Problem to work on:
Using the material that follows, identify and copy each line with the string "Under".

Provided information:
--------------------------------------------------

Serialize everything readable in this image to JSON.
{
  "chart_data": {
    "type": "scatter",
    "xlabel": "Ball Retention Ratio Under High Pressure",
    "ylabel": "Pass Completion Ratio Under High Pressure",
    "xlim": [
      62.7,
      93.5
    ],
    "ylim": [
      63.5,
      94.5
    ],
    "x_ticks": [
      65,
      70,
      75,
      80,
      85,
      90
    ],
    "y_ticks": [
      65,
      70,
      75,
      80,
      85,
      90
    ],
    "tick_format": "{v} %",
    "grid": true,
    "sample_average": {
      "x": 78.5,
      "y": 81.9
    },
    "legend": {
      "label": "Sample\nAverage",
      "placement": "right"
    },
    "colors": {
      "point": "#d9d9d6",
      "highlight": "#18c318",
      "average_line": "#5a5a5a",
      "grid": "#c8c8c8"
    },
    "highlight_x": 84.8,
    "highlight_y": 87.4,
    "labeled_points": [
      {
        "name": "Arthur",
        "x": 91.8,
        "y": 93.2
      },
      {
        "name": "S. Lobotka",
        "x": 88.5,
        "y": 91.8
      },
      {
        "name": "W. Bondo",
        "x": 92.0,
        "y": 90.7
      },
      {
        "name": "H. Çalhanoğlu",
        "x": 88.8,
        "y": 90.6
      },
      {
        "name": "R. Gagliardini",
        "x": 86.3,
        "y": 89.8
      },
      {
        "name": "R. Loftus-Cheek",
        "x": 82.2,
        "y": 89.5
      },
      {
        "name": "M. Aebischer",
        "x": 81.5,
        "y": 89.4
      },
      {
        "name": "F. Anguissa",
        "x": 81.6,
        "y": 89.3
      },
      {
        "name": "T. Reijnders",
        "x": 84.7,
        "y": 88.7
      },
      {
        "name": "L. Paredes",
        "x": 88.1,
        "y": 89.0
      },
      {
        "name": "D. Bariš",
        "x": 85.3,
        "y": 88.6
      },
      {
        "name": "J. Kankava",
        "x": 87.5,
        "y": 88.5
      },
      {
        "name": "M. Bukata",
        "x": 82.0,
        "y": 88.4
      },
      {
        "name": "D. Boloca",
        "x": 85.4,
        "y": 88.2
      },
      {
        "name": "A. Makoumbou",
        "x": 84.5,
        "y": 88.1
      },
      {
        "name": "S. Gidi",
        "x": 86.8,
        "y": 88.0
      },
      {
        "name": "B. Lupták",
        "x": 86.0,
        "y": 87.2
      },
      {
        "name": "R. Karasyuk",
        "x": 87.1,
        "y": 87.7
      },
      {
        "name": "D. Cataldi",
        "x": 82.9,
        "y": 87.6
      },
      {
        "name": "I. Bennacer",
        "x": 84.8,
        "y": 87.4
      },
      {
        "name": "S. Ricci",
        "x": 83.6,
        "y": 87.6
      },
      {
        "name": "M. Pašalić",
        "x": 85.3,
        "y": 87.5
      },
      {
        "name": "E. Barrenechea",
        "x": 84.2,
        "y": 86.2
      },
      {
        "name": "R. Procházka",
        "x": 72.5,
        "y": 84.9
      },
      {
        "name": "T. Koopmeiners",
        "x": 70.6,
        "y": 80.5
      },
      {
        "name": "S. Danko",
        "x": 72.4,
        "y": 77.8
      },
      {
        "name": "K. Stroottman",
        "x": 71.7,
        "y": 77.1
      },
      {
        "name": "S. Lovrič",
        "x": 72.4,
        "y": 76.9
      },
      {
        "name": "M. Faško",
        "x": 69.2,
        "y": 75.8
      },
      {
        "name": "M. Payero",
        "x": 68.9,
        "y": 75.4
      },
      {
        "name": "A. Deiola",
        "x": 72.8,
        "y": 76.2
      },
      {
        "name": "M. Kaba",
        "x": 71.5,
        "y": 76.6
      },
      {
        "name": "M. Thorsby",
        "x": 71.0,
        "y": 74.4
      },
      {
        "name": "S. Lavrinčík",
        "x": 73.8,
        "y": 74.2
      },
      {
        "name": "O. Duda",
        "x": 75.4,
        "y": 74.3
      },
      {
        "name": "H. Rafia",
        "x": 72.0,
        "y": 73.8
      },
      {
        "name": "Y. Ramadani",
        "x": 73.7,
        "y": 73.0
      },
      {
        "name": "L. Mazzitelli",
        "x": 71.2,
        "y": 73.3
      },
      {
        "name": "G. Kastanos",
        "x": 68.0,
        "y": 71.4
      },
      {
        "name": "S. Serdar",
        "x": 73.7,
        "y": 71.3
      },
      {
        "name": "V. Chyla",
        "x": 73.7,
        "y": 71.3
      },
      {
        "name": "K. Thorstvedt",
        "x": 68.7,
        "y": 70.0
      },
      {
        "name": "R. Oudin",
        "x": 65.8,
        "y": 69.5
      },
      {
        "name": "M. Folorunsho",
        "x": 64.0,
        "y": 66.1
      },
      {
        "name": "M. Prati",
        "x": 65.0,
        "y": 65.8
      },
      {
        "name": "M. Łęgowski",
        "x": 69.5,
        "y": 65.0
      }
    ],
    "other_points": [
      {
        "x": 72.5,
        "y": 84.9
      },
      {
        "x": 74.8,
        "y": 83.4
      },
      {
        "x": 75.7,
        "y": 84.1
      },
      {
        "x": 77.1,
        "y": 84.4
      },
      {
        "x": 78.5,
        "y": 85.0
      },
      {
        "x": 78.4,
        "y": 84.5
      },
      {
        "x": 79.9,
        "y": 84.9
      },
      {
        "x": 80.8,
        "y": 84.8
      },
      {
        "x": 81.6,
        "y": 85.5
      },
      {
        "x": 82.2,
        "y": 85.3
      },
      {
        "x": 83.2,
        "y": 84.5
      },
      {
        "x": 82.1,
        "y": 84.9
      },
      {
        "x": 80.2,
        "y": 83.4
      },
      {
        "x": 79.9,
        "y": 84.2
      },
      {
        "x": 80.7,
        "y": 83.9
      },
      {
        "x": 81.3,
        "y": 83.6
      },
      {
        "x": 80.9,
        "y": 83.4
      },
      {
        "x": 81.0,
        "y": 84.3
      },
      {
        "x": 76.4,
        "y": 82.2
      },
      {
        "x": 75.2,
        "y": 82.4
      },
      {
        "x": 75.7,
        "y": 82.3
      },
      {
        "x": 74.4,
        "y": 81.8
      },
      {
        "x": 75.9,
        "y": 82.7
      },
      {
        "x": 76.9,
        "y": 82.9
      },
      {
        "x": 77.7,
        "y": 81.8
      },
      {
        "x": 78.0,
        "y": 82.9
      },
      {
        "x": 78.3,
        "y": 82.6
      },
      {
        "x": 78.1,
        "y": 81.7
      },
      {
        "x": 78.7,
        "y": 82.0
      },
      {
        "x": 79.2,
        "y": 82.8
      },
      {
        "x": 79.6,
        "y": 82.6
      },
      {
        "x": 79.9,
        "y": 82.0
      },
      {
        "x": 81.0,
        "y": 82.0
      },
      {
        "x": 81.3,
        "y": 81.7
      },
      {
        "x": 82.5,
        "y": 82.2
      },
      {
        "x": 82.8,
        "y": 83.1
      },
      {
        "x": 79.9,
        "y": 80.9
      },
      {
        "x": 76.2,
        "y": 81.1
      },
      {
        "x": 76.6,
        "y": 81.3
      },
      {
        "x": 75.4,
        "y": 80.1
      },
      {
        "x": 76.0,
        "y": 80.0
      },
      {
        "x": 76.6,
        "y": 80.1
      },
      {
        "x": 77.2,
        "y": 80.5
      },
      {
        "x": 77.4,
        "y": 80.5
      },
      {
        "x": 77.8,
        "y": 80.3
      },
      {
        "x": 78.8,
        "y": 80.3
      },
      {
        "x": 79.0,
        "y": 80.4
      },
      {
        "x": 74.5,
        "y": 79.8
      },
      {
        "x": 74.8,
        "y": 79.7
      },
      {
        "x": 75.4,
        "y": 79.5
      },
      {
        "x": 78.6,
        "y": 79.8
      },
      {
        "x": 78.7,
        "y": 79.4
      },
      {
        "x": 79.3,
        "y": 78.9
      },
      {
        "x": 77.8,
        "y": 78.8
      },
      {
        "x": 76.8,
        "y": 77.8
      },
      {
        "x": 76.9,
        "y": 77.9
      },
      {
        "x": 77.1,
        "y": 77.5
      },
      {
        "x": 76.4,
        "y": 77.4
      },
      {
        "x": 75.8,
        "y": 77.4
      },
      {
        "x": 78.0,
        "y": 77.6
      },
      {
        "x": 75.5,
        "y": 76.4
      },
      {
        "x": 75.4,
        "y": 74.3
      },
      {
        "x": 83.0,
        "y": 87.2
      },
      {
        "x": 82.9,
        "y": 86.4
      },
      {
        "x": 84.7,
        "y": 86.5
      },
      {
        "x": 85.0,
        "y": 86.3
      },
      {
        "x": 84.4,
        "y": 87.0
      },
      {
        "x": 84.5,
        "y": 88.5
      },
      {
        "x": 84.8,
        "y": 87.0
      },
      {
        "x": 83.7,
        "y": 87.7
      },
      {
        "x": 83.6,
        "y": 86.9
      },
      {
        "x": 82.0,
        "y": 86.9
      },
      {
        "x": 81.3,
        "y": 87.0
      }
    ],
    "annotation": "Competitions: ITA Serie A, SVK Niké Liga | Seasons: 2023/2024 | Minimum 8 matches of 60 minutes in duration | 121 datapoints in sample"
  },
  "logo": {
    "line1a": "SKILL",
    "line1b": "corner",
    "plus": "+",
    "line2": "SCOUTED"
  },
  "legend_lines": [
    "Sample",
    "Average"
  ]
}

--------------------------------------------------

Task answer:
    "xlabel": "Ball Retention Ratio Under High Pressure",
    "ylabel": "Pass Completion Ratio Under High Pressure",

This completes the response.